Look through the data below. Show each line where the string "time" occurs.

Entries from a dataset:
+===+
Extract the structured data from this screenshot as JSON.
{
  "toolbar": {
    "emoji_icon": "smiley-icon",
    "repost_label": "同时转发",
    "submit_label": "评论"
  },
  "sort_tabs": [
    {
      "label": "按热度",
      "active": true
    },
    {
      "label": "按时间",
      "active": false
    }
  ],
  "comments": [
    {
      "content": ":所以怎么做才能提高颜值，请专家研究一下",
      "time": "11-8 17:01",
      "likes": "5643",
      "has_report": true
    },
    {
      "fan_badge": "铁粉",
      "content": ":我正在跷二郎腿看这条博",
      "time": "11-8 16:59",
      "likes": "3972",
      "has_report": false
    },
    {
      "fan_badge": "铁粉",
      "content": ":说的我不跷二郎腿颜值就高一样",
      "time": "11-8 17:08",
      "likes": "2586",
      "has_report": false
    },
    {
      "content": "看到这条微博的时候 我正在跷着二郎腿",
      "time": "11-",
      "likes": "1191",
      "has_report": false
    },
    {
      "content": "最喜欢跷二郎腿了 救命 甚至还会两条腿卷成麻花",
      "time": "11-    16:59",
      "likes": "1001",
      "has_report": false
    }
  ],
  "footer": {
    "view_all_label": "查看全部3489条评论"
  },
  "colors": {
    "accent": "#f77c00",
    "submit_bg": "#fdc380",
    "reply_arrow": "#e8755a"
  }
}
+===+
## Exercise output:
      "time": "11-8 17:01",
      "time": "11-8 16:59",
      "time": "11-8 17:08",
      "time": "11-",
      "time": "11-    16:59",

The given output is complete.